EXERCISE:
The data must be written out once more, precisely as given.

>> Begin RECORDS FOR THE EXERCISE

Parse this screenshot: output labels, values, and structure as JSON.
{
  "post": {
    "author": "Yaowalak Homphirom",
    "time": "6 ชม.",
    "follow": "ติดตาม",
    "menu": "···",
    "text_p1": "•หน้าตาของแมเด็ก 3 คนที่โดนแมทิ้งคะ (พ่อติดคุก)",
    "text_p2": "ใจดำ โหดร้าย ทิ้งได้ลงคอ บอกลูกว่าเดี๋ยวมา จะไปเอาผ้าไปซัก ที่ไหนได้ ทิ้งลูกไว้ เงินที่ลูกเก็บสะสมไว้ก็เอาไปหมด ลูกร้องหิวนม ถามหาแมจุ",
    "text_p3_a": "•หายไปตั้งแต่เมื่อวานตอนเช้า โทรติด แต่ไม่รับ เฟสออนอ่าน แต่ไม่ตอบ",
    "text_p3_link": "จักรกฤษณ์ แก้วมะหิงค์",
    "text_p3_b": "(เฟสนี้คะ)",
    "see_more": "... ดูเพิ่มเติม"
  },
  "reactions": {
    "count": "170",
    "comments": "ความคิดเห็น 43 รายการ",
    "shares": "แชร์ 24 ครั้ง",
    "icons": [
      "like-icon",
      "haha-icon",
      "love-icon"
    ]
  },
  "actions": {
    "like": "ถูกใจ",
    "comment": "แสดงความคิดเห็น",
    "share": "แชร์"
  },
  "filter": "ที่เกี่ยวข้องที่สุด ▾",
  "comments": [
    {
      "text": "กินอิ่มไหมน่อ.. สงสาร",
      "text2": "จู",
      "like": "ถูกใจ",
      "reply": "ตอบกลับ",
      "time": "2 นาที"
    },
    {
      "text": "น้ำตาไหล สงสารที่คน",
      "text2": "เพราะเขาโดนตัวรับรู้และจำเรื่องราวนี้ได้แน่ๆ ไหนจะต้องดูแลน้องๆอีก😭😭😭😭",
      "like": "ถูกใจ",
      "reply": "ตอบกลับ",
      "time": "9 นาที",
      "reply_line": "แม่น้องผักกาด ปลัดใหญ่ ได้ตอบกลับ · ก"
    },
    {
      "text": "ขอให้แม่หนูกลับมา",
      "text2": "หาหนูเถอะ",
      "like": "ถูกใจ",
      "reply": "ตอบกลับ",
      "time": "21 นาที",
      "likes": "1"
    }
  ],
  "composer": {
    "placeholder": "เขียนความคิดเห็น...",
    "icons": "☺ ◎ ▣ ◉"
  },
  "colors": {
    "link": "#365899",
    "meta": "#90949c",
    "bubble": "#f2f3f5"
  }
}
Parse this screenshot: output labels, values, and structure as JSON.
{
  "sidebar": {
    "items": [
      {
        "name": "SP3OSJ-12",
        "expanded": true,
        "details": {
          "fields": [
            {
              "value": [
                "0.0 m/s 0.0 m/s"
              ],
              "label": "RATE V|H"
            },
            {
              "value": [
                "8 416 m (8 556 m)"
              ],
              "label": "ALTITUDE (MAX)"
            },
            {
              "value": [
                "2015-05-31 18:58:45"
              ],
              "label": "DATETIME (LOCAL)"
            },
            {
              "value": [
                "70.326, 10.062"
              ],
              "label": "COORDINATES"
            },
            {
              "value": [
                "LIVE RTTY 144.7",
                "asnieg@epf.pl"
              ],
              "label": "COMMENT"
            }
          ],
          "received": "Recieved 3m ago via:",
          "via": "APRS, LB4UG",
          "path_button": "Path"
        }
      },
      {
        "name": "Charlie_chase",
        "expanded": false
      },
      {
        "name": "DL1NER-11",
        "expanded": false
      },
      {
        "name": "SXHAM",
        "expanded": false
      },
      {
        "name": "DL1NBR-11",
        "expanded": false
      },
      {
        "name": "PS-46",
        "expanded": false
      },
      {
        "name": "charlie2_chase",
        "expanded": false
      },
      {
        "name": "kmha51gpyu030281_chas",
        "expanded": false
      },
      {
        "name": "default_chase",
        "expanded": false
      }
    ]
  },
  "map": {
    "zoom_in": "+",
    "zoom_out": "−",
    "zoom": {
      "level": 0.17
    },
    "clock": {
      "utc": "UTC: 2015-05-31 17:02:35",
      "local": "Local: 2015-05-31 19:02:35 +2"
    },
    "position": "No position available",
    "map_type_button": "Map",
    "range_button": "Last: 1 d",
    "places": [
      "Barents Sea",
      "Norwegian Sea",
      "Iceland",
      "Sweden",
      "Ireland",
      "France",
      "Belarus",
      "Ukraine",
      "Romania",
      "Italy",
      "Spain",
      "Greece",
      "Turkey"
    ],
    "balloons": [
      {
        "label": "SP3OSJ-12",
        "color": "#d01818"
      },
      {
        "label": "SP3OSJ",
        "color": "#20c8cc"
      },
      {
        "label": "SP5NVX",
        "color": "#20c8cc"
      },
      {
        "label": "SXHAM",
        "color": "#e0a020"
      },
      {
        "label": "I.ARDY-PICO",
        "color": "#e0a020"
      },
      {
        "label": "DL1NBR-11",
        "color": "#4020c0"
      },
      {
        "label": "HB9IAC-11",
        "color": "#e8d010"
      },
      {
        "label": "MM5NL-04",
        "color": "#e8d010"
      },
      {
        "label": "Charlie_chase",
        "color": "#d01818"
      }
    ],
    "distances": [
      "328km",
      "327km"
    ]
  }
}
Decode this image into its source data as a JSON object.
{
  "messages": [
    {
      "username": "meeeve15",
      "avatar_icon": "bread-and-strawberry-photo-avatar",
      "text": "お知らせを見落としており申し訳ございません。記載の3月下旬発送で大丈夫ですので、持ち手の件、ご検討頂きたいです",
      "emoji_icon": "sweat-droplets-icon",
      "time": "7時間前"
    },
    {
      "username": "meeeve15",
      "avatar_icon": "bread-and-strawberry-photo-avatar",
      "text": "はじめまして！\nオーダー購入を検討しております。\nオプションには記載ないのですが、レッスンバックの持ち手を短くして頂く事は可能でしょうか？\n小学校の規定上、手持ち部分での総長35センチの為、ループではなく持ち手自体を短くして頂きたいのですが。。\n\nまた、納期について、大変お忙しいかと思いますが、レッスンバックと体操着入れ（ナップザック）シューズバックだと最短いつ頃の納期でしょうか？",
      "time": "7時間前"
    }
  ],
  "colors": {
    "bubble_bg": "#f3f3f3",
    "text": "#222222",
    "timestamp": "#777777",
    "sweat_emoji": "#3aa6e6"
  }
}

>> End RECORDS FOR THE EXERCISE

COMPLETED TASK:
Parse this screenshot: output labels, values, and structure as JSON.
{
  "post": {
    "author": "Yaowalak Homphirom",
    "time": "6 ชม.",
    "follow": "ติดตาม",
    "menu": "···",
    "text_p1": "•หน้าตาของแมเด็ก 3 คนที่โดนแมทิ้งคะ (พ่อติดคุก)",
    "text_p2": "ใจดำ โหดร้าย ทิ้งได้ลงคอ บอกลูกว่าเดี๋ยวมา จะไปเอาผ้าไปซัก ที่ไหนได้ ทิ้งลูกไว้ เงินที่ลูกเก็บสะสมไว้ก็เอาไปหมด ลูกร้องหิวนม ถามหาแมจุ",
    "text_p3_a": "•หายไปตั้งแต่เมื่อวานตอนเช้า โทรติด แต่ไม่รับ เฟสออนอ่าน แต่ไม่ตอบ",
    "text_p3_link": "จักรกฤษณ์ แก้วมะหิงค์",
    "text_p3_b": "(เฟสนี้คะ)",
    "see_more": "... ดูเพิ่มเติม"
  },
  "reactions": {
    "count": "170",
    "comments": "ความคิดเห็น 43 รายการ",
    "shares": "แชร์ 24 ครั้ง",
    "icons": [
      "like-icon",
      "haha-icon",
      "love-icon"
    ]
  },
  "actions": {
    "like": "ถูกใจ",
    "comment": "แสดงความคิดเห็น",
    "share": "แชร์"
  },
  "filter": "ที่เกี่ยวข้องที่สุด ▾",
  "comments": [
    {
      "text": "กินอิ่มไหมน่อ.. สงสาร",
      "text2": "จู",
      "like": "ถูกใจ",
      "reply": "ตอบกลับ",
      "time": "2 นาที"
    },
    {
      "text": "น้ำตาไหล สงสารที่คน",
      "text2": "เพราะเขาโดนตัวรับรู้และจำเรื่องราวนี้ได้แน่ๆ ไหนจะต้องดูแลน้องๆอีก😭😭😭😭",
      "like": "ถูกใจ",
      "reply": "ตอบกลับ",
      "time": "9 นาที",
      "reply_line": "แม่น้องผักกาด ปลัดใหญ่ ได้ตอบกลับ · ก"
    },
    {
      "text": "ขอให้แม่หนูกลับมา",
      "text2": "หาหนูเถอะ",
      "like": "ถูกใจ",
      "reply": "ตอบกลับ",
      "time": "21 นาที",
      "likes": "1"
    }
  ],
  "composer": {
    "placeholder": "เขียนความคิดเห็น...",
    "icons": "☺ ◎ ▣ ◉"
  },
  "colors": {
    "link": "#365899",
    "meta": "#90949c",
    "bubble": "#f2f3f5"
  }
}
Parse this screenshot: output labels, values, and structure as JSON.
{
  "sidebar": {
    "items": [
      {
        "name": "SP3OSJ-12",
        "expanded": true,
        "details": {
          "fields": [
            {
              "value": [
                "0.0 m/s 0.0 m/s"
              ],
              "label": "RATE V|H"
            },
            {
              "value": [
                "8 416 m (8 556 m)"
              ],
              "label": "ALTITUDE (MAX)"
            },
            {
              "value": [
                "2015-05-31 18:58:45"
              ],
              "label": "DATETIME (LOCAL)"
            },
            {
              "value": [
                "70.326, 10.062"
              ],
              "label": "COORDINATES"
            },
            {
              "value": [
                "LIVE RTTY 144.7",
                "asnieg@epf.pl"
              ],
              "label": "COMMENT"
            }
          ],
          "received": "Recieved 3m ago via:",
          "via": "APRS, LB4UG",
          "path_button": "Path"
        }
      },
      {
        "name": "Charlie_chase",
        "expanded": false
      },
      {
        "name": "DL1NER-11",
        "expanded": false
      },
      {
        "name": "SXHAM",
        "expanded": false
      },
      {
        "name": "DL1NBR-11",
        "expanded": false
      },
      {
        "name": "PS-46",
        "expanded": false
      },
      {
        "name": "charlie2_chase",
        "expanded": false
      },
      {
        "name": "kmha51gpyu030281_chas",
        "expanded": false
      },
      {
        "name": "default_chase",
        "expanded": false
      }
    ]
  },
  "map": {
    "zoom_in": "+",
    "zoom_out": "−",
    "zoom": {
      "level": 0.17
    },
    "clock": {
      "utc": "UTC: 2015-05-31 17:02:35",
      "local": "Local: 2015-05-31 19:02:35 +2"
    },
    "position": "No position available",
    "map_type_button": "Map",
    "range_button": "Last: 1 d",
    "places": [
      "Barents Sea",
      "Norwegian Sea",
      "Iceland",
      "Sweden",
      "Ireland",
      "France",
      "Belarus",
      "Ukraine",
      "Romania",
      "Italy",
      "Spain",
      "Greece",
      "Turkey"
    ],
    "balloons": [
      {
        "label": "SP3OSJ-12",
        "color": "#d01818"
      },
      {
        "label": "SP3OSJ",
        "color": "#20c8cc"
      },
      {
        "label": "SP5NVX",
        "color": "#20c8cc"
      },
      {
        "label": "SXHAM",
        "color": "#e0a020"
      },
      {
        "label": "I.ARDY-PICO",
        "color": "#e0a020"
      },
      {
        "label": "DL1NBR-11",
        "color": "#4020c0"
      },
      {
        "label": "HB9IAC-11",
        "color": "#e8d010"
      },
      {
        "label": "MM5NL-04",
        "color": "#e8d010"
      },
      {
        "label": "Charlie_chase",
        "color": "#d01818"
      }
    ],
    "distances": [
      "328km",
      "327km"
    ]
  }
}
Decode this image into its source data as a JSON object.
{
  "messages": [
    {
      "username": "meeeve15",
      "avatar_icon": "bread-and-strawberry-photo-avatar",
      "text": "お知らせを見落としており申し訳ございません。記載の3月下旬発送で大丈夫ですので、持ち手の件、ご検討頂きたいです",
      "emoji_icon": "sweat-droplets-icon",
      "time": "7時間前"
    },
    {
      "username": "meeeve15",
      "avatar_icon": "bread-and-strawberry-photo-avatar",
      "text": "はじめまして！\nオーダー購入を検討しております。\nオプションには記載ないのですが、レッスンバックの持ち手を短くして頂く事は可能でしょうか？\n小学校の規定上、手持ち部分での総長35センチの為、ループではなく持ち手自体を短くして頂きたいのですが。。\n\nまた、納期について、大変お忙しいかと思いますが、レッスンバックと体操着入れ（ナップザック）シューズバックだと最短いつ頃の納期でしょうか？",
      "time": "7時間前"
    }
  ],
  "colors": {
    "bubble_bg": "#f3f3f3",
    "text": "#222222",
    "timestamp": "#777777",
    "sweat_emoji": "#3aa6e6"
  }
}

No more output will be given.